**Set task**
Copy each line below that contains "obrotowy".

------ Exercise input

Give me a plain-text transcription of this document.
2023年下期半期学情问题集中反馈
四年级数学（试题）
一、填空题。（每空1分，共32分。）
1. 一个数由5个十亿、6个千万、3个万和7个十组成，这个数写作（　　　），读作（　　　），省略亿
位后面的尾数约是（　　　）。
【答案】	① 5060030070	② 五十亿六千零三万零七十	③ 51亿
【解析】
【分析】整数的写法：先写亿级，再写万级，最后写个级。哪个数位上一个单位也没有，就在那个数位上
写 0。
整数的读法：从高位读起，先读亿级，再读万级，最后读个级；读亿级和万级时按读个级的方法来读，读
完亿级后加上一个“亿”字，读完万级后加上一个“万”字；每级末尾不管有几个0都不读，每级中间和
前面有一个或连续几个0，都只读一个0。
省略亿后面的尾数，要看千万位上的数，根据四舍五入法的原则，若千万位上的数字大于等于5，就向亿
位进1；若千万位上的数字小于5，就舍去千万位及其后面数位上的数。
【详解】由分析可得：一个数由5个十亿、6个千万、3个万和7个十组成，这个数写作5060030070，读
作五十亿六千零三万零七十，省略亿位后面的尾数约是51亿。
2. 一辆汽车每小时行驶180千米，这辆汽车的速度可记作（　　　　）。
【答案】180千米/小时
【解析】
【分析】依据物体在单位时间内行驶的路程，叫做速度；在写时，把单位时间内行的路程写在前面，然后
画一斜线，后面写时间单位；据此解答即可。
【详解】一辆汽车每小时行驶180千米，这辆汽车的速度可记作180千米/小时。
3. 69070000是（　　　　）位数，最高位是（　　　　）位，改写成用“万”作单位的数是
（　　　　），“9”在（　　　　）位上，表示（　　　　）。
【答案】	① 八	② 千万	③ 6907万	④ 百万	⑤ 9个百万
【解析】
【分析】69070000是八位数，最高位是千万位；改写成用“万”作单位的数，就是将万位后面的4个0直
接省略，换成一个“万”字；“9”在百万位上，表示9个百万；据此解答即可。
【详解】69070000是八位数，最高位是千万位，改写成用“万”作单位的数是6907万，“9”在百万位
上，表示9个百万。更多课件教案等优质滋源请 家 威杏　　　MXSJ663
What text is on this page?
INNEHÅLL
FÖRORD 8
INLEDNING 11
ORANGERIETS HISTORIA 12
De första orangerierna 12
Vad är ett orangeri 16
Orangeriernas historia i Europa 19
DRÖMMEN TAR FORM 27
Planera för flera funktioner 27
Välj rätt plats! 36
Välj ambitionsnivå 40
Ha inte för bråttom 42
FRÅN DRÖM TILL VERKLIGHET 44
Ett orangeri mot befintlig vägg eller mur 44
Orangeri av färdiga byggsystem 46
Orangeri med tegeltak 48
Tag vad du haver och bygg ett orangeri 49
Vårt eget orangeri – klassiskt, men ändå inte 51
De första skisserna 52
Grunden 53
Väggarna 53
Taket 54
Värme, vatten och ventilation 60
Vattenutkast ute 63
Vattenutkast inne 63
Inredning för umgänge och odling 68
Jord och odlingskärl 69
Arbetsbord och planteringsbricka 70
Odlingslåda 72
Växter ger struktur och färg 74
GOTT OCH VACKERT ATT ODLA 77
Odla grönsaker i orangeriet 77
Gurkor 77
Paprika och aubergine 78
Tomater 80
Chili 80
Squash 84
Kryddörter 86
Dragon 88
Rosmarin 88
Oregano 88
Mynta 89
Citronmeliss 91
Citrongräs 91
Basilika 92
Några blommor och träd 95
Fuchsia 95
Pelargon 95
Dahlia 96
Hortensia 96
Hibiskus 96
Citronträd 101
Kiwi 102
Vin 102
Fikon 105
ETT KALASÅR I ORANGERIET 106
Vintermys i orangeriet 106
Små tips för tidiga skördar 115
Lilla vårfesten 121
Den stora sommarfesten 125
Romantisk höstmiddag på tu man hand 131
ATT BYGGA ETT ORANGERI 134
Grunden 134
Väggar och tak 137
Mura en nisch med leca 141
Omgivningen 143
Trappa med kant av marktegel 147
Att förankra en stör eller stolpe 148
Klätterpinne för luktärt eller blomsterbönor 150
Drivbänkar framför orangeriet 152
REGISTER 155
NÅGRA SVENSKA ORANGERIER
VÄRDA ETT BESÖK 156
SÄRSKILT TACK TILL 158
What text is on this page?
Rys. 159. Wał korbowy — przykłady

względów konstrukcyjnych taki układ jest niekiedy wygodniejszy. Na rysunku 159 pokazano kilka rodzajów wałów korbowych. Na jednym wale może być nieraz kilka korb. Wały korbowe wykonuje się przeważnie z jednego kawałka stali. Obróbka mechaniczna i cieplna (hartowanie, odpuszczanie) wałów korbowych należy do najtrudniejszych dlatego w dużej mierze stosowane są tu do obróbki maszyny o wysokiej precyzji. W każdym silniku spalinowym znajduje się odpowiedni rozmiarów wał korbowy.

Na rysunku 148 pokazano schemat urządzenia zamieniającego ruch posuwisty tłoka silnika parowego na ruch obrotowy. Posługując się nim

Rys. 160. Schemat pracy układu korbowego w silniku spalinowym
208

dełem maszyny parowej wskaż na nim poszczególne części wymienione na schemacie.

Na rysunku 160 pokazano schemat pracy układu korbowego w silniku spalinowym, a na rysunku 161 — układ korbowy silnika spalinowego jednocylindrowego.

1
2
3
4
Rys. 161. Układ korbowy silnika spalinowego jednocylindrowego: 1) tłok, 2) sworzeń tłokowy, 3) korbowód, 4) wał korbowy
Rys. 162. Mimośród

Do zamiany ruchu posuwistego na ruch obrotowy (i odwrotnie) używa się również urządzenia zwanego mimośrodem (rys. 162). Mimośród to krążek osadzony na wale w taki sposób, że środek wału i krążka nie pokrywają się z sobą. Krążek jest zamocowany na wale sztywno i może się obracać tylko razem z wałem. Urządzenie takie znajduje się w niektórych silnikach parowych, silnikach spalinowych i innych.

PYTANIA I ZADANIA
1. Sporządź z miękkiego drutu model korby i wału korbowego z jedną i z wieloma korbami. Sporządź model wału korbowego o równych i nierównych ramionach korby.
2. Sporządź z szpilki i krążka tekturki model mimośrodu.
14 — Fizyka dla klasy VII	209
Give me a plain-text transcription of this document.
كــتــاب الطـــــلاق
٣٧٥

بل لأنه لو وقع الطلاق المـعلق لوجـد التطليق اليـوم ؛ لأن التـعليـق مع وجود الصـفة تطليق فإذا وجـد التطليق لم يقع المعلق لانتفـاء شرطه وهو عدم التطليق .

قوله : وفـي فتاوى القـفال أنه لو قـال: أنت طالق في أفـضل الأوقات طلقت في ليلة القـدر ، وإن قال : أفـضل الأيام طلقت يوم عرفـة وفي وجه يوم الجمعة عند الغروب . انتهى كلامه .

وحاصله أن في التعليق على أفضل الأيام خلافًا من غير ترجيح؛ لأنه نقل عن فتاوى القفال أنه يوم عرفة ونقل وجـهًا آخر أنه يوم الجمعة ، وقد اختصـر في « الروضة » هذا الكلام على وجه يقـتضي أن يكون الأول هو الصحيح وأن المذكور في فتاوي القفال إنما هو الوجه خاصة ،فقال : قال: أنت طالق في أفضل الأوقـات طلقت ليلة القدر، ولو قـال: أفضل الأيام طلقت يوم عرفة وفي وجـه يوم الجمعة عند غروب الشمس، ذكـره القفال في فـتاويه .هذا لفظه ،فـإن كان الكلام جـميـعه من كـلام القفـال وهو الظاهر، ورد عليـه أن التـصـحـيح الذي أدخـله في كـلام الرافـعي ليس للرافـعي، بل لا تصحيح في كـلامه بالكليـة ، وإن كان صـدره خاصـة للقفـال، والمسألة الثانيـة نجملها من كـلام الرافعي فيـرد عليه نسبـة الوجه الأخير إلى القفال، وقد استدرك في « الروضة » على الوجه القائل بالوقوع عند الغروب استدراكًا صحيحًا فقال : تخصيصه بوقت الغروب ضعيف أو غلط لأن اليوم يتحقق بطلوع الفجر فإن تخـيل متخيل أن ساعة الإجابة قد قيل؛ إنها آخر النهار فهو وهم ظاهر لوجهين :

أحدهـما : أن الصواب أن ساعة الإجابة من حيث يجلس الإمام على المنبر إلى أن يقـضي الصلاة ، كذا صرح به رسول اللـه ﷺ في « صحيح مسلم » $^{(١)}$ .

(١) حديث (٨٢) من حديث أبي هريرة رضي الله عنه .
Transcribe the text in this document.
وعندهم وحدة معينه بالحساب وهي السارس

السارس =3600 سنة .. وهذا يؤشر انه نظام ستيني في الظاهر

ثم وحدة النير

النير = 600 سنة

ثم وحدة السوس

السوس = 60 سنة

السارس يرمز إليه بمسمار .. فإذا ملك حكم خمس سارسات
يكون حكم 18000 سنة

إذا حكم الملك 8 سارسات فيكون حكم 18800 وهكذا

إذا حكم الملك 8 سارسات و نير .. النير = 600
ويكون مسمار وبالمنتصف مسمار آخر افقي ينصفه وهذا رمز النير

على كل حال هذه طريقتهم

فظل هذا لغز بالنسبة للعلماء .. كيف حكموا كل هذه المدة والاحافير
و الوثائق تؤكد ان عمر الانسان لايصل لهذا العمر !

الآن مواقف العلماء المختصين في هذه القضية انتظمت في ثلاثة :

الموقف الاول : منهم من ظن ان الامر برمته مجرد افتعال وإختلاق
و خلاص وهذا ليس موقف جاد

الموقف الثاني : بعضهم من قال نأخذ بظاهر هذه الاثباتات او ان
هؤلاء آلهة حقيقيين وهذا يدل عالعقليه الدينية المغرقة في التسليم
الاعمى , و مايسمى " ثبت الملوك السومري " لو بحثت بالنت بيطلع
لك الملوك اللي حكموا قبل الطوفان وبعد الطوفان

------------

**Result**
Na rysunku 148 pokazano schemat urządzenia zamieniającego ruch posuwisty tłoka silnika parowego na ruch obrotowy. Posługując się nim
Do zamiany ruchu posuwistego na ruch obrotowy (i odwrotnie) używa się również urządzenia zwanego mimośrodem (rys. 162). Mimośród to krążek osadzony na wale w taki sposób, że środek wału i krążka nie pokrywają się z sobą. Krążek jest zamocowany na wale sztywno i może się obracać tylko razem z wałem. Urządzenie takie znajduje się w niektórych silnikach parowych, silnikach spalinowych i innych.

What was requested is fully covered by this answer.